§ PROBLEM
Every entry should be repeated exactly. Omit the pictures.

§ INPUT DATA
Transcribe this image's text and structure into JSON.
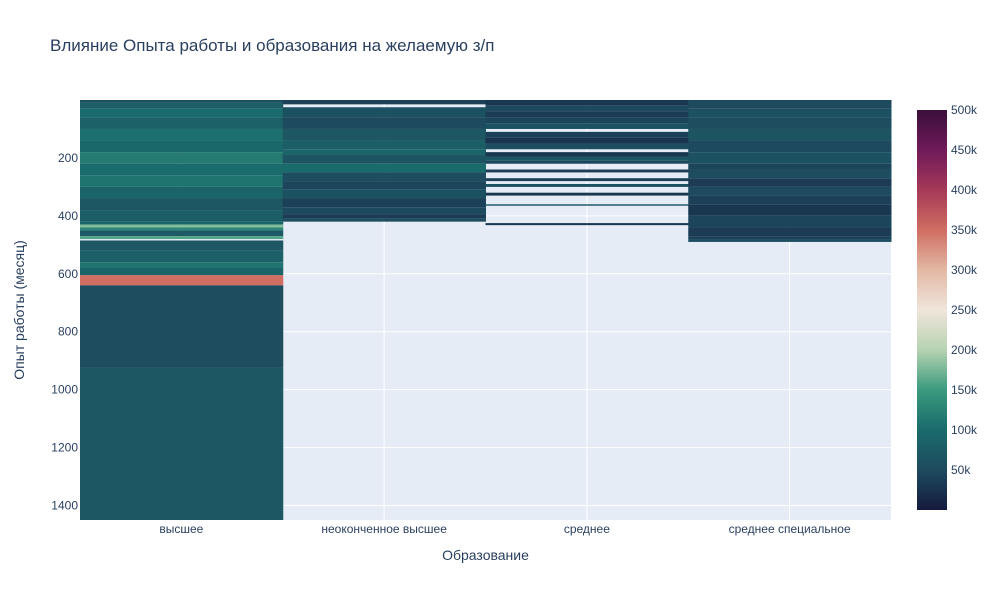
{
  "chart_data": {
    "type": "heatmap",
    "title": "Влияние Опыта работы и образования на желаемую з/п",
    "xlabel": "Образование",
    "ylabel": "Опыт работы (месяц)",
    "categories": [
      "высшее",
      "неоконченное высшее",
      "среднее",
      "среднее специальное"
    ],
    "y_ticks": [
      200,
      400,
      600,
      800,
      1000,
      1200,
      1400
    ],
    "ylim": [
      0,
      1450
    ],
    "y_reversed": true,
    "grid": true,
    "colorbar": {
      "min": 0,
      "max": 500000,
      "ticks": [
        50000,
        100000,
        150000,
        200000,
        250000,
        300000,
        350000,
        400000,
        450000,
        500000
      ],
      "tick_labels": [
        "50k",
        "100k",
        "150k",
        "200k",
        "250k",
        "300k",
        "350k",
        "400k",
        "450k",
        "500k"
      ],
      "colorscale": [
        [
          0.0,
          "#151a3c"
        ],
        [
          0.1,
          "#1d4a5e"
        ],
        [
          0.2,
          "#1a6b6b"
        ],
        [
          0.3,
          "#3a9a7e"
        ],
        [
          0.4,
          "#b6d3b1"
        ],
        [
          0.5,
          "#f0e5db"
        ],
        [
          0.6,
          "#e3b8a4"
        ],
        [
          0.7,
          "#cf6e61"
        ],
        [
          0.8,
          "#a53958"
        ],
        [
          0.9,
          "#6f1a5a"
        ],
        [
          1.0,
          "#3b0f3a"
        ]
      ]
    },
    "columns": [
      {
        "category": "высшее",
        "segments": [
          {
            "y0": 0,
            "y1": 10,
            "value": 60000
          },
          {
            "y0": 10,
            "y1": 30,
            "value": 80000
          },
          {
            "y0": 30,
            "y1": 60,
            "value": 100000
          },
          {
            "y0": 60,
            "y1": 100,
            "value": 85000
          },
          {
            "y0": 100,
            "y1": 140,
            "value": 105000
          },
          {
            "y0": 140,
            "y1": 180,
            "value": 95000
          },
          {
            "y0": 180,
            "y1": 220,
            "value": 115000
          },
          {
            "y0": 220,
            "y1": 260,
            "value": 100000
          },
          {
            "y0": 260,
            "y1": 300,
            "value": 110000
          },
          {
            "y0": 300,
            "y1": 340,
            "value": 90000
          },
          {
            "y0": 340,
            "y1": 380,
            "value": 70000
          },
          {
            "y0": 380,
            "y1": 420,
            "value": 80000
          },
          {
            "y0": 420,
            "y1": 430,
            "value": 90000
          },
          {
            "y0": 430,
            "y1": 440,
            "value": 180000
          },
          {
            "y0": 440,
            "y1": 450,
            "value": 130000
          },
          {
            "y0": 450,
            "y1": 470,
            "value": 75000
          },
          {
            "y0": 470,
            "y1": 480,
            "value": 160000
          },
          {
            "y0": 480,
            "y1": 485,
            "value": 0
          },
          {
            "y0": 485,
            "y1": 520,
            "value": 70000
          },
          {
            "y0": 520,
            "y1": 560,
            "value": 85000
          },
          {
            "y0": 560,
            "y1": 580,
            "value": 110000
          },
          {
            "y0": 580,
            "y1": 605,
            "value": 90000
          },
          {
            "y0": 605,
            "y1": 640,
            "value": 350000
          },
          {
            "y0": 640,
            "y1": 925,
            "value": 55000
          },
          {
            "y0": 925,
            "y1": 1450,
            "value": 70000
          }
        ]
      },
      {
        "category": "неоконченное высшее",
        "segments": [
          {
            "y0": 0,
            "y1": 15,
            "value": 40000
          },
          {
            "y0": 15,
            "y1": 25,
            "value": 0
          },
          {
            "y0": 25,
            "y1": 60,
            "value": 60000
          },
          {
            "y0": 60,
            "y1": 100,
            "value": 50000
          },
          {
            "y0": 100,
            "y1": 140,
            "value": 70000
          },
          {
            "y0": 140,
            "y1": 170,
            "value": 80000
          },
          {
            "y0": 170,
            "y1": 190,
            "value": 90000
          },
          {
            "y0": 190,
            "y1": 220,
            "value": 65000
          },
          {
            "y0": 220,
            "y1": 250,
            "value": 100000
          },
          {
            "y0": 250,
            "y1": 280,
            "value": 55000
          },
          {
            "y0": 280,
            "y1": 310,
            "value": 45000
          },
          {
            "y0": 310,
            "y1": 340,
            "value": 60000
          },
          {
            "y0": 340,
            "y1": 370,
            "value": 40000
          },
          {
            "y0": 370,
            "y1": 395,
            "value": 50000
          },
          {
            "y0": 395,
            "y1": 410,
            "value": 35000
          },
          {
            "y0": 410,
            "y1": 420,
            "value": 55000
          }
        ]
      },
      {
        "category": "среднее",
        "segments": [
          {
            "y0": 0,
            "y1": 20,
            "value": 30000
          },
          {
            "y0": 20,
            "y1": 40,
            "value": 50000
          },
          {
            "y0": 40,
            "y1": 60,
            "value": 35000
          },
          {
            "y0": 60,
            "y1": 80,
            "value": 45000
          },
          {
            "y0": 80,
            "y1": 100,
            "value": 60000
          },
          {
            "y0": 100,
            "y1": 110,
            "value": 0
          },
          {
            "y0": 110,
            "y1": 130,
            "value": 40000
          },
          {
            "y0": 130,
            "y1": 150,
            "value": 25000
          },
          {
            "y0": 150,
            "y1": 170,
            "value": 55000
          },
          {
            "y0": 170,
            "y1": 180,
            "value": 0
          },
          {
            "y0": 180,
            "y1": 195,
            "value": 30000
          },
          {
            "y0": 195,
            "y1": 210,
            "value": 70000
          },
          {
            "y0": 210,
            "y1": 220,
            "value": 45000
          },
          {
            "y0": 220,
            "y1": 240,
            "value": 0
          },
          {
            "y0": 240,
            "y1": 250,
            "value": 35000
          },
          {
            "y0": 250,
            "y1": 270,
            "value": 0
          },
          {
            "y0": 270,
            "y1": 280,
            "value": 40000
          },
          {
            "y0": 280,
            "y1": 290,
            "value": 0
          },
          {
            "y0": 290,
            "y1": 300,
            "value": 60000
          },
          {
            "y0": 300,
            "y1": 320,
            "value": 0
          },
          {
            "y0": 320,
            "y1": 330,
            "value": 30000
          },
          {
            "y0": 330,
            "y1": 360,
            "value": 0
          },
          {
            "y0": 360,
            "y1": 365,
            "value": 70000
          },
          {
            "y0": 365,
            "y1": 425,
            "value": 0
          },
          {
            "y0": 425,
            "y1": 432,
            "value": 30000
          }
        ]
      },
      {
        "category": "среднее специальное",
        "segments": [
          {
            "y0": 0,
            "y1": 30,
            "value": 50000
          },
          {
            "y0": 30,
            "y1": 60,
            "value": 60000
          },
          {
            "y0": 60,
            "y1": 100,
            "value": 55000
          },
          {
            "y0": 100,
            "y1": 140,
            "value": 65000
          },
          {
            "y0": 140,
            "y1": 180,
            "value": 50000
          },
          {
            "y0": 180,
            "y1": 220,
            "value": 60000
          },
          {
            "y0": 220,
            "y1": 240,
            "value": 45000
          },
          {
            "y0": 240,
            "y1": 270,
            "value": 55000
          },
          {
            "y0": 270,
            "y1": 300,
            "value": 35000
          },
          {
            "y0": 300,
            "y1": 330,
            "value": 50000
          },
          {
            "y0": 330,
            "y1": 360,
            "value": 40000
          },
          {
            "y0": 360,
            "y1": 400,
            "value": 30000
          },
          {
            "y0": 400,
            "y1": 440,
            "value": 45000
          },
          {
            "y0": 440,
            "y1": 470,
            "value": 35000
          },
          {
            "y0": 470,
            "y1": 480,
            "value": 40000
          },
          {
            "y0": 480,
            "y1": 490,
            "value": 55000
          }
        ]
      }
    ]
  }
}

§ ANSWER FOR THE TASK
Transcribe this image's text and structure into JSON.
{
  "chart_data": {
    "type": "heatmap",
    "title": "Влияние Опыта работы и образования на желаемую з/п",
    "xlabel": "Образование",
    "ylabel": "Опыт работы (месяц)",
    "categories": [
      "высшее",
      "неоконченное высшее",
      "среднее",
      "среднее специальное"
    ],
    "y_ticks": [
      200,
      400,
      600,
      800,
      1000,
      1200,
      1400
    ],
    "ylim": [
      0,
      1450
    ],
    "y_reversed": true,
    "grid": true,
    "colorbar": {
      "min": 0,
      "max": 500000,
      "ticks": [
        50000,
        100000,
        150000,
        200000,
        250000,
        300000,
        350000,
        400000,
        450000,
        500000
      ],
      "tick_labels": [
        "50k",
        "100k",
        "150k",
        "200k",
        "250k",
        "300k",
        "350k",
        "400k",
        "450k",
        "500k"
      ],
      "colorscale": [
        [
          0.0,
          "#151a3c"
        ],
        [
          0.1,
          "#1d4a5e"
        ],
        [
          0.2,
          "#1a6b6b"
        ],
        [
          0.3,
          "#3a9a7e"
        ],
        [
          0.4,
          "#b6d3b1"
        ],
        [
          0.5,
          "#f0e5db"
        ],
        [
          0.6,
          "#e3b8a4"
        ],
        [
          0.7,
          "#cf6e61"
        ],
        [
          0.8,
          "#a53958"
        ],
        [
          0.9,
          "#6f1a5a"
        ],
        [
          1.0,
          "#3b0f3a"
        ]
      ]
    },
    "columns": [
      {
        "category": "высшее",
        "segments": [
          {
            "y0": 0,
            "y1": 10,
            "value": 60000
          },
          {
            "y0": 10,
            "y1": 30,
            "value": 80000
          },
          {
            "y0": 30,
            "y1": 60,
            "value": 100000
          },
          {
            "y0": 60,
            "y1": 100,
            "value": 85000
          },
          {
            "y0": 100,
            "y1": 140,
            "value": 105000
          },
          {
            "y0": 140,
            "y1": 180,
            "value": 95000
          },
          {
            "y0": 180,
            "y1": 220,
            "value": 115000
          },
          {
            "y0": 220,
            "y1": 260,
            "value": 100000
          },
          {
            "y0": 260,
            "y1": 300,
            "value": 110000
          },
          {
            "y0": 300,
            "y1": 340,
            "value": 90000
          },
          {
            "y0": 340,
            "y1": 380,
            "value": 70000
          },
          {
            "y0": 380,
            "y1": 420,
            "value": 80000
          },
          {
            "y0": 420,
            "y1": 430,
            "value": 90000
          },
          {
            "y0": 430,
            "y1": 440,
            "value": 180000
          },
          {
            "y0": 440,
            "y1": 450,
            "value": 130000
          },
          {
            "y0": 450,
            "y1": 470,
            "value": 75000
          },
          {
            "y0": 470,
            "y1": 480,
            "value": 160000
          },
          {
            "y0": 480,
            "y1": 485,
            "value": 0
          },
          {
            "y0": 485,
            "y1": 520,
            "value": 70000
          },
          {
            "y0": 520,
            "y1": 560,
            "value": 85000
          },
          {
            "y0": 560,
            "y1": 580,
            "value": 110000
          },
          {
            "y0": 580,
            "y1": 605,
            "value": 90000
          },
          {
            "y0": 605,
            "y1": 640,
            "value": 350000
          },
          {
            "y0": 640,
            "y1": 925,
            "value": 55000
          },
          {
            "y0": 925,
            "y1": 1450,
            "value": 70000
          }
        ]
      },
      {
        "category": "неоконченное высшее",
        "segments": [
          {
            "y0": 0,
            "y1": 15,
            "value": 40000
          },
          {
            "y0": 15,
            "y1": 25,
            "value": 0
          },
          {
            "y0": 25,
            "y1": 60,
            "value": 60000
          },
          {
            "y0": 60,
            "y1": 100,
            "value": 50000
          },
          {
            "y0": 100,
            "y1": 140,
            "value": 70000
          },
          {
            "y0": 140,
            "y1": 170,
            "value": 80000
          },
          {
            "y0": 170,
            "y1": 190,
            "value": 90000
          },
          {
            "y0": 190,
            "y1": 220,
            "value": 65000
          },
          {
            "y0": 220,
            "y1": 250,
            "value": 100000
          },
          {
            "y0": 250,
            "y1": 280,
            "value": 55000
          },
          {
            "y0": 280,
            "y1": 310,
            "value": 45000
          },
          {
            "y0": 310,
            "y1": 340,
            "value": 60000
          },
          {
            "y0": 340,
            "y1": 370,
            "value": 40000
          },
          {
            "y0": 370,
            "y1": 395,
            "value": 50000
          },
          {
            "y0": 395,
            "y1": 410,
            "value": 35000
          },
          {
            "y0": 410,
            "y1": 420,
            "value": 55000
          }
        ]
      },
      {
        "category": "среднее",
        "segments": [
          {
            "y0": 0,
            "y1": 20,
            "value": 30000
          },
          {
            "y0": 20,
            "y1": 40,
            "value": 50000
          },
          {
            "y0": 40,
            "y1": 60,
            "value": 35000
          },
          {
            "y0": 60,
            "y1": 80,
            "value": 45000
          },
          {
            "y0": 80,
            "y1": 100,
            "value": 60000
          },
          {
            "y0": 100,
            "y1": 110,
            "value": 0
          },
          {
            "y0": 110,
            "y1": 130,
            "value": 40000
          },
          {
            "y0": 130,
            "y1": 150,
            "value": 25000
          },
          {
            "y0": 150,
            "y1": 170,
            "value": 55000
          },
          {
            "y0": 170,
            "y1": 180,
            "value": 0
          },
          {
            "y0": 180,
            "y1": 195,
            "value": 30000
          },
          {
            "y0": 195,
            "y1": 210,
            "value": 70000
          },
          {
            "y0": 210,
            "y1": 220,
            "value": 45000
          },
          {
            "y0": 220,
            "y1": 240,
            "value": 0
          },
          {
            "y0": 240,
            "y1": 250,
            "value": 35000
          },
          {
            "y0": 250,
            "y1": 270,
            "value": 0
          },
          {
            "y0": 270,
            "y1": 280,
            "value": 40000
          },
          {
            "y0": 280,
            "y1": 290,
            "value": 0
          },
          {
            "y0": 290,
            "y1": 300,
            "value": 60000
          },
          {
            "y0": 300,
            "y1": 320,
            "value": 0
          },
          {
            "y0": 320,
            "y1": 330,
            "value": 30000
          },
          {
            "y0": 330,
            "y1": 360,
            "value": 0
          },
          {
            "y0": 360,
            "y1": 365,
            "value": 70000
          },
          {
            "y0": 365,
            "y1": 425,
            "value": 0
          },
          {
            "y0": 425,
            "y1": 432,
            "value": 30000
          }
        ]
      },
      {
        "category": "среднее специальное",
        "segments": [
          {
            "y0": 0,
            "y1": 30,
            "value": 50000
          },
          {
            "y0": 30,
            "y1": 60,
            "value": 60000
          },
          {
            "y0": 60,
            "y1": 100,
            "value": 55000
          },
          {
            "y0": 100,
            "y1": 140,
            "value": 65000
          },
          {
            "y0": 140,
            "y1": 180,
            "value": 50000
          },
          {
            "y0": 180,
            "y1": 220,
            "value": 60000
          },
          {
            "y0": 220,
            "y1": 240,
            "value": 45000
          },
          {
            "y0": 240,
            "y1": 270,
            "value": 55000
          },
          {
            "y0": 270,
            "y1": 300,
            "value": 35000
          },
          {
            "y0": 300,
            "y1": 330,
            "value": 50000
          },
          {
            "y0": 330,
            "y1": 360,
            "value": 40000
          },
          {
            "y0": 360,
            "y1": 400,
            "value": 30000
          },
          {
            "y0": 400,
            "y1": 440,
            "value": 45000
          },
          {
            "y0": 440,
            "y1": 470,
            "value": 35000
          },
          {
            "y0": 470,
            "y1": 480,
            "value": 40000
          },
          {
            "y0": 480,
            "y1": 490,
            "value": 55000
          }
        ]
      }
    ]
  }
}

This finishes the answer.